### Challenge
From the line that includes "Decode this image" to the last line of the records that follow, copy every line exactly and nothing more, omitting pictures.

### Some records

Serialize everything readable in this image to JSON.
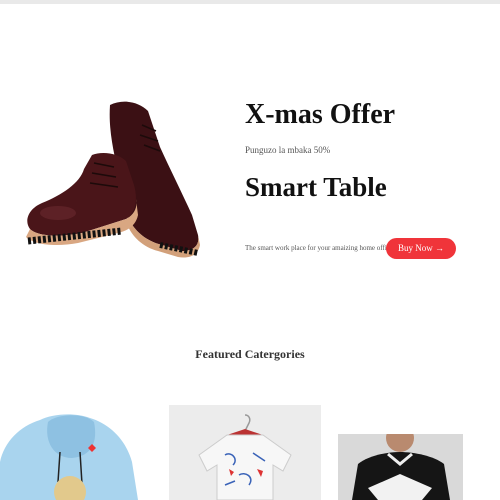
{
  "hero": {
    "offer_title": "X-mas Offer",
    "offer_subtitle": "Punguzo la mbaka 50%",
    "product_title": "Smart Table",
    "tagline": "The smart work place for your amaizing home office",
    "buy_button_label": "Buy Now →",
    "accent_color": "#f0343a"
  },
  "featured": {
    "heading": "Featured Catergories",
    "categories": [
      {
        "icon": "hoodie-image"
      },
      {
        "icon": "printed-shirt-image"
      },
      {
        "icon": "black-tshirt-image"
      }
    ]
  }
}
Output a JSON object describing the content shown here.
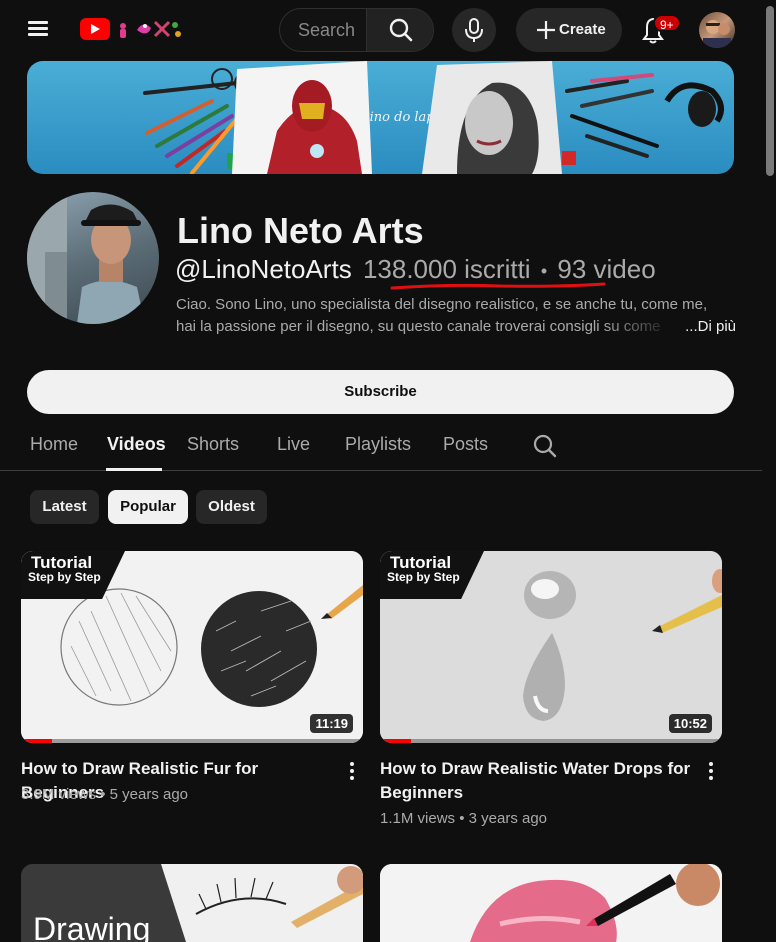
{
  "header": {
    "search_placeholder": "Search",
    "create_label": "Create",
    "notifications_badge": "9+"
  },
  "channel": {
    "name": "Lino Neto Arts",
    "handle": "@LinoNetoArts",
    "subscribers": "138.000 iscritti",
    "separator": "•",
    "videos": "93 video",
    "description_line1": "Ciao. Sono Lino, uno specialista del disegno realistico, e se anche tu, come me,",
    "description_line2": "hai la passione per il disegno, su questo canale troverai consigli su come",
    "more_label": "...Di più",
    "subscribe_label": "Subscribe",
    "banner_signature": "Lino do lapis"
  },
  "tabs": [
    {
      "label": "Home"
    },
    {
      "label": "Videos"
    },
    {
      "label": "Shorts"
    },
    {
      "label": "Live"
    },
    {
      "label": "Playlists"
    },
    {
      "label": "Posts"
    }
  ],
  "active_tab": "Videos",
  "chips": [
    {
      "label": "Latest"
    },
    {
      "label": "Popular"
    },
    {
      "label": "Oldest"
    }
  ],
  "active_chip": "Popular",
  "videos": [
    {
      "title": "How to Draw Realistic Fur for Beginners",
      "views": "3.9M views",
      "age": "5 years ago",
      "duration": "11:19",
      "badge_top": "Tutorial",
      "badge_bottom": "Step by Step",
      "watched_progress": 0.09
    },
    {
      "title": "How to Draw Realistic Water Drops for Beginners",
      "views": "1.1M views",
      "age": "3 years ago",
      "duration": "10:52",
      "badge_top": "Tutorial",
      "badge_bottom": "Step by Step",
      "watched_progress": 0.09
    }
  ],
  "partial_thumbs": [
    {
      "overlay_text": "Drawing"
    }
  ],
  "colors": {
    "background": "#0f0f0f",
    "text": "#f1f1f1",
    "secondary_text": "#aaaaaa",
    "accent_red": "#ff0000",
    "underline_red": "#e01010"
  }
}
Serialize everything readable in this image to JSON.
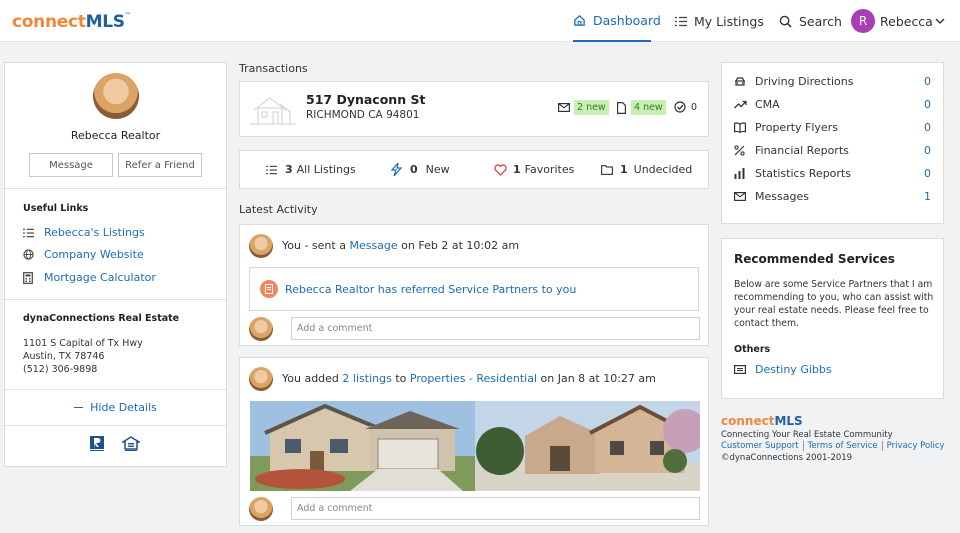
{
  "header": {
    "logo_part1": "connect",
    "logo_part2": "MLS",
    "logo_tm": "™",
    "nav": {
      "dashboard": "Dashboard",
      "my_listings": "My Listings",
      "search": "Search",
      "user_initial": "R",
      "user_name": "Rebecca"
    }
  },
  "profile": {
    "name": "Rebecca Realtor",
    "message_btn": "Message",
    "refer_btn": "Refer a Friend",
    "useful_links_title": "Useful Links",
    "links": [
      "Rebecca's Listings",
      "Company Website",
      "Mortgage Calculator"
    ],
    "company_title": "dynaConnections Real Estate",
    "address1": "1101 S Capital of Tx Hwy",
    "address2": "Austin, TX 78746",
    "phone": "(512) 306-9898",
    "hide_details": "Hide Details"
  },
  "transactions": {
    "title": "Transactions",
    "address_line1": "517 Dynaconn St",
    "address_line2": "RICHMOND CA 94801",
    "messages_new": "2 new",
    "docs_new": "4 new",
    "tasks_count": "0"
  },
  "listing_summary": {
    "all_count": "3",
    "all_label": "All Listings",
    "new_count": "0",
    "new_label": "New",
    "fav_count": "1",
    "fav_label": "Favorites",
    "undecided_count": "1",
    "undecided_label": "Undecided"
  },
  "activity": {
    "title": "Latest Activity",
    "item1": {
      "prefix": "You - sent a ",
      "link": "Message",
      "suffix": " on Feb 2 at 10:02 am",
      "referral_text": "Rebecca Realtor has referred Service Partners to you",
      "comment_placeholder": "Add a comment"
    },
    "item2": {
      "prefix": "You added ",
      "link1": "2 listings",
      "mid": " to ",
      "link2": "Properties - Residential",
      "suffix": " on Jan 8 at 10:27 am",
      "comment_placeholder": "Add a comment"
    }
  },
  "stats": [
    {
      "label": "Driving Directions",
      "count": "0"
    },
    {
      "label": "CMA",
      "count": "0"
    },
    {
      "label": "Property Flyers",
      "count": "0"
    },
    {
      "label": "Financial Reports",
      "count": "0"
    },
    {
      "label": "Statistics Reports",
      "count": "0"
    },
    {
      "label": "Messages",
      "count": "1"
    }
  ],
  "recommended": {
    "title": "Recommended Services",
    "description": "Below are some Service Partners that I am recommending to you, who can assist with your real estate needs. Please feel free to contact them.",
    "others_label": "Others",
    "partner": "Destiny Gibbs"
  },
  "footer": {
    "logo_part1": "connect",
    "logo_part2": "MLS",
    "tagline": "Connecting Your Real Estate Community",
    "support": "Customer Support",
    "terms": "Terms of Service",
    "privacy": "Privacy Policy",
    "copyright": "©dynaConnections 2001-2019"
  },
  "colors": {
    "accent": "#1f6bb4",
    "logo_orange": "#f0883a",
    "badge_green": "#c8f0b0",
    "avatar_purple": "#a93fb5"
  }
}
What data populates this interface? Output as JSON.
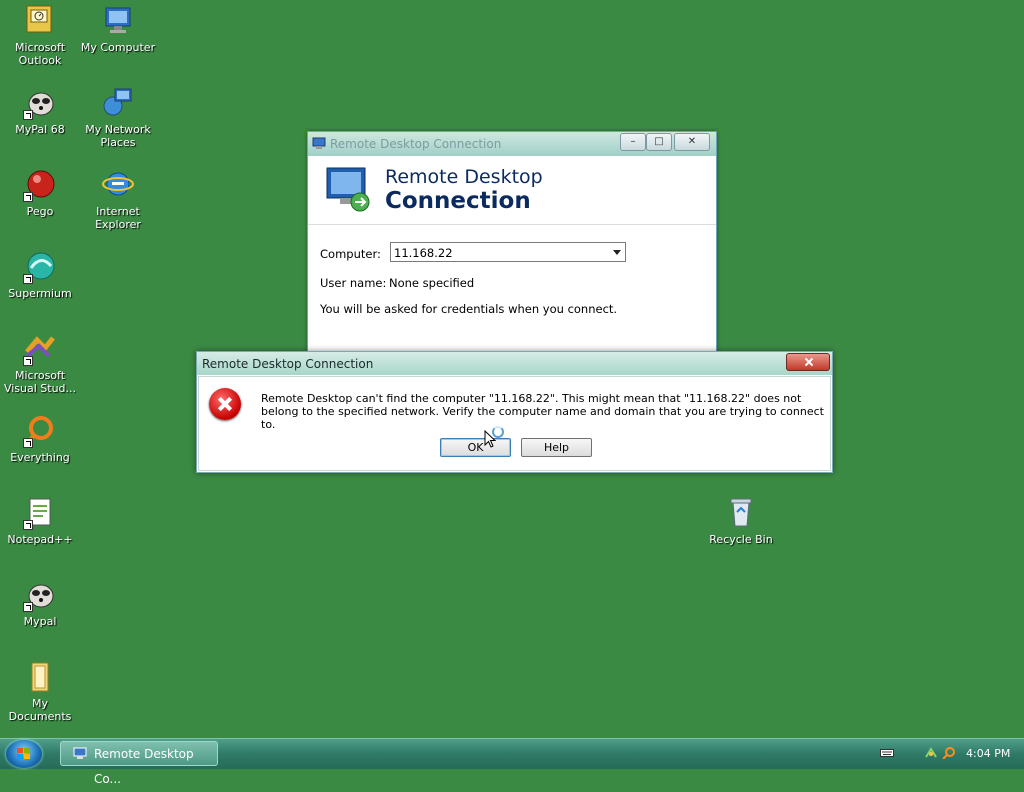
{
  "desktop": {
    "icons": [
      {
        "label": "Microsoft Outlook",
        "icon": "outlook-icon"
      },
      {
        "label": "My Computer",
        "icon": "computer-icon"
      },
      {
        "label": "MyPal 68",
        "icon": "mypal-icon"
      },
      {
        "label": "My Network Places",
        "icon": "network-places-icon"
      },
      {
        "label": "Pego",
        "icon": "pego-icon"
      },
      {
        "label": "Internet Explorer",
        "icon": "internet-explorer-icon"
      },
      {
        "label": "Supermium",
        "icon": "supermium-icon"
      },
      {
        "label": "Microsoft Visual Stud...",
        "icon": "visual-studio-icon"
      },
      {
        "label": "Everything",
        "icon": "everything-search-icon"
      },
      {
        "label": "Notepad++",
        "icon": "notepadpp-icon"
      },
      {
        "label": "Mypal",
        "icon": "mypal-icon"
      },
      {
        "label": "My Documents",
        "icon": "folder-icon"
      },
      {
        "label": "Recycle Bin",
        "icon": "recycle-bin-icon"
      }
    ]
  },
  "rdc_window": {
    "title": "Remote Desktop Connection",
    "header_line1": "Remote Desktop",
    "header_line2": "Connection",
    "computer_label": "Computer:",
    "computer_value": "11.168.22",
    "username_label": "User name:",
    "username_value": "None specified",
    "credentials_note": "You will be asked for credentials when you connect."
  },
  "error_dialog": {
    "title": "Remote Desktop Connection",
    "message": "Remote Desktop can't find the computer \"11.168.22\". This might mean that \"11.168.22\" does not belong to the specified network.  Verify the computer name and domain that you are trying to connect to.",
    "ok_label": "OK",
    "help_label": "Help"
  },
  "taskbar": {
    "task_label": "Remote Desktop Co...",
    "clock": "4:04 PM"
  }
}
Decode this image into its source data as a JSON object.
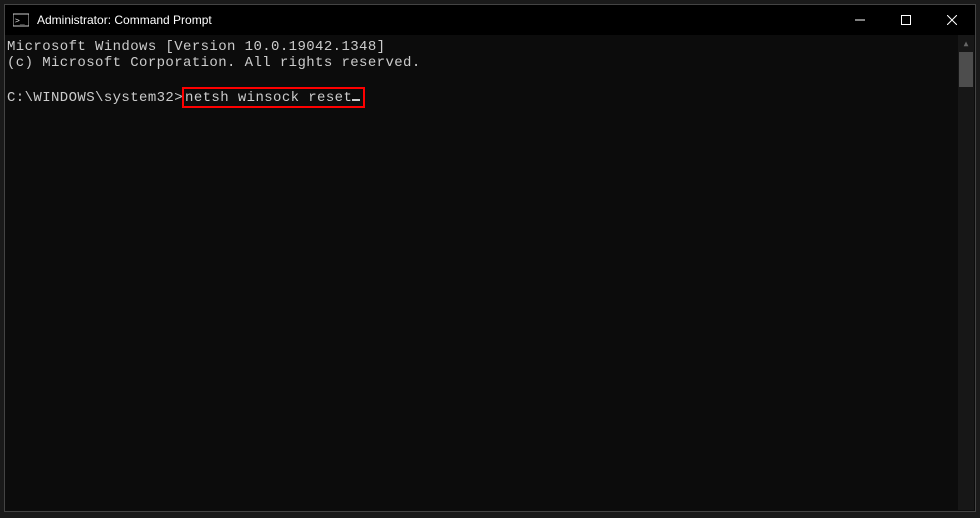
{
  "titlebar": {
    "title": "Administrator: Command Prompt"
  },
  "terminal": {
    "line1": "Microsoft Windows [Version 10.0.19042.1348]",
    "line2": "(c) Microsoft Corporation. All rights reserved.",
    "prompt_path": "C:\\WINDOWS\\system32>",
    "command": "netsh winsock reset"
  }
}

### The solution
Decode this image into its source data as a JSON object.
{
  "titlebar": {
    "title": "Administrator: Command Prompt"
  },
  "terminal": {
    "line1": "Microsoft Windows [Version 10.0.19042.1348]",
    "line2": "(c) Microsoft Corporation. All rights reserved.",
    "prompt_path": "C:\\WINDOWS\\system32>",
    "command": "netsh winsock reset"
  }
}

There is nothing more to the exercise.